• WHAT YOU NEED TO DO: Copy all of the material below exactly.

Collection entries
————————

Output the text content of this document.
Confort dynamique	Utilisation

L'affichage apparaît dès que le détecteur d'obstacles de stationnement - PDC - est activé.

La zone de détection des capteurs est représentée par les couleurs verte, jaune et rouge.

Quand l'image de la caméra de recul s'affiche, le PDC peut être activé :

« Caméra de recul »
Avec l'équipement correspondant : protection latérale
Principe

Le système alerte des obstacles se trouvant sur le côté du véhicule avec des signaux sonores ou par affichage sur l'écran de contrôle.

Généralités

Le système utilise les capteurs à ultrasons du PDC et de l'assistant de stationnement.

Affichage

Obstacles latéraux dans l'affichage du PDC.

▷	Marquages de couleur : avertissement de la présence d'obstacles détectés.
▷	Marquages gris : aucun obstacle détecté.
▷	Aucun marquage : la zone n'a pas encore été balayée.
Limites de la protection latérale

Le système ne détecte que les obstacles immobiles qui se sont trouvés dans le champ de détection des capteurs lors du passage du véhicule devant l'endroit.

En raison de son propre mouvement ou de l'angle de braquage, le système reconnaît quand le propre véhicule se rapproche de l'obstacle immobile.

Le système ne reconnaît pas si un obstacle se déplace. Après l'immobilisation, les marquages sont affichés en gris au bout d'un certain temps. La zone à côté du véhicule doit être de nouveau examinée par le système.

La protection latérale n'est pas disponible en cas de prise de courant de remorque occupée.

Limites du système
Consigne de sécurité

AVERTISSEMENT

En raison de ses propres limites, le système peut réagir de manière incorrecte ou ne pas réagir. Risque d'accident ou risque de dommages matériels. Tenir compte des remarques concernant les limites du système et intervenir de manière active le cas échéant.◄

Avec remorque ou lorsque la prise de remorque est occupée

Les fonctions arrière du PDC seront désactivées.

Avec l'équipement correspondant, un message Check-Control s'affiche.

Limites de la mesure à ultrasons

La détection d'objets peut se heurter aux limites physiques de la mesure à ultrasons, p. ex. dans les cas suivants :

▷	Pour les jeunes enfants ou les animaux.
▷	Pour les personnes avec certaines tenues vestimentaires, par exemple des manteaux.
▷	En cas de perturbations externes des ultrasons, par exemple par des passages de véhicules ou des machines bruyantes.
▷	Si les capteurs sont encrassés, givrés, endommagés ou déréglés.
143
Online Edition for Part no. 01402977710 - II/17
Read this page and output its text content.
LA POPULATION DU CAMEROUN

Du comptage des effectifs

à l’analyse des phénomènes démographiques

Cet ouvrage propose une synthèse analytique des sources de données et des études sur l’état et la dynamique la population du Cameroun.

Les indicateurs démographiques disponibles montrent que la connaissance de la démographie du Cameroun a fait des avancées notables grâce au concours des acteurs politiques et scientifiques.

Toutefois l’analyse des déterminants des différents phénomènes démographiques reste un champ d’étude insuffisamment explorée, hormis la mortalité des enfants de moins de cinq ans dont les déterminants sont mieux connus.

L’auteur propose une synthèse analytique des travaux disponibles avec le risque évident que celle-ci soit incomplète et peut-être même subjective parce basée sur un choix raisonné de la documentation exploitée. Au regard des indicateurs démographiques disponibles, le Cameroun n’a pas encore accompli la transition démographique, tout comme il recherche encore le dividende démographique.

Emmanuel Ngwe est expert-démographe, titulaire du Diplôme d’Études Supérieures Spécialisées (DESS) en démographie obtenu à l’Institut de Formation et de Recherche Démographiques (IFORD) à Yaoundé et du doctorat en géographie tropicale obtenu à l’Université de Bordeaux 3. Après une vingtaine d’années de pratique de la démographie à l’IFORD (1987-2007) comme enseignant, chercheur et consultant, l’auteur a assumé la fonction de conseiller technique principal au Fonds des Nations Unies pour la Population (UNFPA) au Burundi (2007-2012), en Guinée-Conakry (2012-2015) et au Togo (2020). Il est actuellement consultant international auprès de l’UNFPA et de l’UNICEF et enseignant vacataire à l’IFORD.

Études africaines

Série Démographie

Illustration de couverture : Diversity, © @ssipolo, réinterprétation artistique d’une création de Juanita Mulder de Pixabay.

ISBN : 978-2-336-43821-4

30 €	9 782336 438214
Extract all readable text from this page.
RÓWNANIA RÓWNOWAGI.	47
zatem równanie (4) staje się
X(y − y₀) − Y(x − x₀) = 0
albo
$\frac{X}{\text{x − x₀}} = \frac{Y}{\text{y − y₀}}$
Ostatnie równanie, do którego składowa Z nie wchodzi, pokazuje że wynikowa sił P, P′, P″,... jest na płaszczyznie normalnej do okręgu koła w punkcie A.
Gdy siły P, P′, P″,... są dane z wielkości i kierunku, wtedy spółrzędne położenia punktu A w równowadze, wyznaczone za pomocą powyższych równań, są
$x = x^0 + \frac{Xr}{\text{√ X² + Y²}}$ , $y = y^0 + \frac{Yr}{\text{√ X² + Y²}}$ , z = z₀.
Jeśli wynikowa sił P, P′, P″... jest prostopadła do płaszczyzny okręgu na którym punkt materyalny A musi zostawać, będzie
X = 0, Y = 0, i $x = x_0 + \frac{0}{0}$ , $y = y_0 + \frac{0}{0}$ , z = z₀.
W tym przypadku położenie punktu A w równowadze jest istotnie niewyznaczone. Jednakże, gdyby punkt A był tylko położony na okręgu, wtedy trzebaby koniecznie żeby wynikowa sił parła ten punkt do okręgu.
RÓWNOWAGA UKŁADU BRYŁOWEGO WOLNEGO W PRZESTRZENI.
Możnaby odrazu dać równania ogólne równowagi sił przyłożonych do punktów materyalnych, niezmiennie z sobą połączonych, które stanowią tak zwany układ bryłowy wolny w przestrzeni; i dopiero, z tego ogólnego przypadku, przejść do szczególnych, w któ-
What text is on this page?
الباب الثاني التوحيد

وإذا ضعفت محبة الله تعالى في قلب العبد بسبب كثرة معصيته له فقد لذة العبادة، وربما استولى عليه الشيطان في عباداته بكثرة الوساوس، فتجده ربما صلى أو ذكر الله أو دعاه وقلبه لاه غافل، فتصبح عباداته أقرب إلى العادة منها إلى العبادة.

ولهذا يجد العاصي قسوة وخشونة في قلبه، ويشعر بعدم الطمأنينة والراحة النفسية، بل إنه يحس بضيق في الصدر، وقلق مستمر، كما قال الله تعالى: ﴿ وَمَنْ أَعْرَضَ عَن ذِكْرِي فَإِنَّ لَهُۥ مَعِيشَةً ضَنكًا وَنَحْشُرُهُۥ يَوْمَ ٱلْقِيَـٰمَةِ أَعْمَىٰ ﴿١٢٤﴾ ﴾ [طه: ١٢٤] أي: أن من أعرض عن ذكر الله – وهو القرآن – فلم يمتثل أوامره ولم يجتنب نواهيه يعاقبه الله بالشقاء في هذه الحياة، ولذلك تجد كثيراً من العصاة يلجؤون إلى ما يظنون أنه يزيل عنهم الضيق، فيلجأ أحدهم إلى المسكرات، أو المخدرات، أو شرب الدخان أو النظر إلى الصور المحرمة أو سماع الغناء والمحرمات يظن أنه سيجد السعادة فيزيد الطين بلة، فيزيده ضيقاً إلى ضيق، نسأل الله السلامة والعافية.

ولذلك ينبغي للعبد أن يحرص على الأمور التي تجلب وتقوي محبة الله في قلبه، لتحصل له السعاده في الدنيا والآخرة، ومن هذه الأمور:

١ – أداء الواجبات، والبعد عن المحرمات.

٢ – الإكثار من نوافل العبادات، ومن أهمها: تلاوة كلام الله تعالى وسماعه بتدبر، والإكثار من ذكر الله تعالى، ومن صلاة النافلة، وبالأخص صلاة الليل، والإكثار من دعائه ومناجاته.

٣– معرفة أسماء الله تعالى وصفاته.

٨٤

————————

• COMPLETE OUTPUT:
Output the text content of this document.
Confort dynamique	Utilisation

L'affichage apparaît dès que le détecteur d'obstacles de stationnement - PDC - est activé.

La zone de détection des capteurs est représentée par les couleurs verte, jaune et rouge.

Quand l'image de la caméra de recul s'affiche, le PDC peut être activé :

« Caméra de recul »
Avec l'équipement correspondant : protection latérale
Principe

Le système alerte des obstacles se trouvant sur le côté du véhicule avec des signaux sonores ou par affichage sur l'écran de contrôle.

Généralités

Le système utilise les capteurs à ultrasons du PDC et de l'assistant de stationnement.

Affichage

Obstacles latéraux dans l'affichage du PDC.

▷	Marquages de couleur : avertissement de la présence d'obstacles détectés.
▷	Marquages gris : aucun obstacle détecté.
▷	Aucun marquage : la zone n'a pas encore été balayée.
Limites de la protection latérale

Le système ne détecte que les obstacles immobiles qui se sont trouvés dans le champ de détection des capteurs lors du passage du véhicule devant l'endroit.

En raison de son propre mouvement ou de l'angle de braquage, le système reconnaît quand le propre véhicule se rapproche de l'obstacle immobile.

Le système ne reconnaît pas si un obstacle se déplace. Après l'immobilisation, les marquages sont affichés en gris au bout d'un certain temps. La zone à côté du véhicule doit être de nouveau examinée par le système.

La protection latérale n'est pas disponible en cas de prise de courant de remorque occupée.

Limites du système
Consigne de sécurité

AVERTISSEMENT

En raison de ses propres limites, le système peut réagir de manière incorrecte ou ne pas réagir. Risque d'accident ou risque de dommages matériels. Tenir compte des remarques concernant les limites du système et intervenir de manière active le cas échéant.◄

Avec remorque ou lorsque la prise de remorque est occupée

Les fonctions arrière du PDC seront désactivées.

Avec l'équipement correspondant, un message Check-Control s'affiche.

Limites de la mesure à ultrasons

La détection d'objets peut se heurter aux limites physiques de la mesure à ultrasons, p. ex. dans les cas suivants :

▷	Pour les jeunes enfants ou les animaux.
▷	Pour les personnes avec certaines tenues vestimentaires, par exemple des manteaux.
▷	En cas de perturbations externes des ultrasons, par exemple par des passages de véhicules ou des machines bruyantes.
▷	Si les capteurs sont encrassés, givrés, endommagés ou déréglés.
143
Online Edition for Part no. 01402977710 - II/17
Read this page and output its text content.
LA POPULATION DU CAMEROUN

Du comptage des effectifs

à l’analyse des phénomènes démographiques

Cet ouvrage propose une synthèse analytique des sources de données et des études sur l’état et la dynamique la population du Cameroun.

Les indicateurs démographiques disponibles montrent que la connaissance de la démographie du Cameroun a fait des avancées notables grâce au concours des acteurs politiques et scientifiques.

Toutefois l’analyse des déterminants des différents phénomènes démographiques reste un champ d’étude insuffisamment explorée, hormis la mortalité des enfants de moins de cinq ans dont les déterminants sont mieux connus.

L’auteur propose une synthèse analytique des travaux disponibles avec le risque évident que celle-ci soit incomplète et peut-être même subjective parce basée sur un choix raisonné de la documentation exploitée. Au regard des indicateurs démographiques disponibles, le Cameroun n’a pas encore accompli la transition démographique, tout comme il recherche encore le dividende démographique.

Emmanuel Ngwe est expert-démographe, titulaire du Diplôme d’Études Supérieures Spécialisées (DESS) en démographie obtenu à l’Institut de Formation et de Recherche Démographiques (IFORD) à Yaoundé et du doctorat en géographie tropicale obtenu à l’Université de Bordeaux 3. Après une vingtaine d’années de pratique de la démographie à l’IFORD (1987-2007) comme enseignant, chercheur et consultant, l’auteur a assumé la fonction de conseiller technique principal au Fonds des Nations Unies pour la Population (UNFPA) au Burundi (2007-2012), en Guinée-Conakry (2012-2015) et au Togo (2020). Il est actuellement consultant international auprès de l’UNFPA et de l’UNICEF et enseignant vacataire à l’IFORD.

Études africaines

Série Démographie

Illustration de couverture : Diversity, © @ssipolo, réinterprétation artistique d’une création de Juanita Mulder de Pixabay.

ISBN : 978-2-336-43821-4

30 €	9 782336 438214
Extract all readable text from this page.
RÓWNANIA RÓWNOWAGI.	47
zatem równanie (4) staje się
X(y − y₀) − Y(x − x₀) = 0
albo
$\frac{X}{\text{x − x₀}} = \frac{Y}{\text{y − y₀}}$
Ostatnie równanie, do którego składowa Z nie wchodzi, pokazuje że wynikowa sił P, P′, P″,... jest na płaszczyznie normalnej do okręgu koła w punkcie A.
Gdy siły P, P′, P″,... są dane z wielkości i kierunku, wtedy spółrzędne położenia punktu A w równowadze, wyznaczone za pomocą powyższych równań, są
$x = x^0 + \frac{Xr}{\text{√ X² + Y²}}$ , $y = y^0 + \frac{Yr}{\text{√ X² + Y²}}$ , z = z₀.
Jeśli wynikowa sił P, P′, P″... jest prostopadła do płaszczyzny okręgu na którym punkt materyalny A musi zostawać, będzie
X = 0, Y = 0, i $x = x_0 + \frac{0}{0}$ , $y = y_0 + \frac{0}{0}$ , z = z₀.
W tym przypadku położenie punktu A w równowadze jest istotnie niewyznaczone. Jednakże, gdyby punkt A był tylko położony na okręgu, wtedy trzebaby koniecznie żeby wynikowa sił parła ten punkt do okręgu.
RÓWNOWAGA UKŁADU BRYŁOWEGO WOLNEGO W PRZESTRZENI.
Możnaby odrazu dać równania ogólne równowagi sił przyłożonych do punktów materyalnych, niezmiennie z sobą połączonych, które stanowią tak zwany układ bryłowy wolny w przestrzeni; i dopiero, z tego ogólnego przypadku, przejść do szczególnych, w któ-
What text is on this page?
الباب الثاني التوحيد

وإذا ضعفت محبة الله تعالى في قلب العبد بسبب كثرة معصيته له فقد لذة العبادة، وربما استولى عليه الشيطان في عباداته بكثرة الوساوس، فتجده ربما صلى أو ذكر الله أو دعاه وقلبه لاه غافل، فتصبح عباداته أقرب إلى العادة منها إلى العبادة.

ولهذا يجد العاصي قسوة وخشونة في قلبه، ويشعر بعدم الطمأنينة والراحة النفسية، بل إنه يحس بضيق في الصدر، وقلق مستمر، كما قال الله تعالى: ﴿ وَمَنْ أَعْرَضَ عَن ذِكْرِي فَإِنَّ لَهُۥ مَعِيشَةً ضَنكًا وَنَحْشُرُهُۥ يَوْمَ ٱلْقِيَـٰمَةِ أَعْمَىٰ ﴿١٢٤﴾ ﴾ [طه: ١٢٤] أي: أن من أعرض عن ذكر الله – وهو القرآن – فلم يمتثل أوامره ولم يجتنب نواهيه يعاقبه الله بالشقاء في هذه الحياة، ولذلك تجد كثيراً من العصاة يلجؤون إلى ما يظنون أنه يزيل عنهم الضيق، فيلجأ أحدهم إلى المسكرات، أو المخدرات، أو شرب الدخان أو النظر إلى الصور المحرمة أو سماع الغناء والمحرمات يظن أنه سيجد السعادة فيزيد الطين بلة، فيزيده ضيقاً إلى ضيق، نسأل الله السلامة والعافية.

ولذلك ينبغي للعبد أن يحرص على الأمور التي تجلب وتقوي محبة الله في قلبه، لتحصل له السعاده في الدنيا والآخرة، ومن هذه الأمور:

١ – أداء الواجبات، والبعد عن المحرمات.

٢ – الإكثار من نوافل العبادات، ومن أهمها: تلاوة كلام الله تعالى وسماعه بتدبر، والإكثار من ذكر الله تعالى، ومن صلاة النافلة، وبالأخص صلاة الليل، والإكثار من دعائه ومناجاته.

٣– معرفة أسماء الله تعالى وصفاته.

٨٤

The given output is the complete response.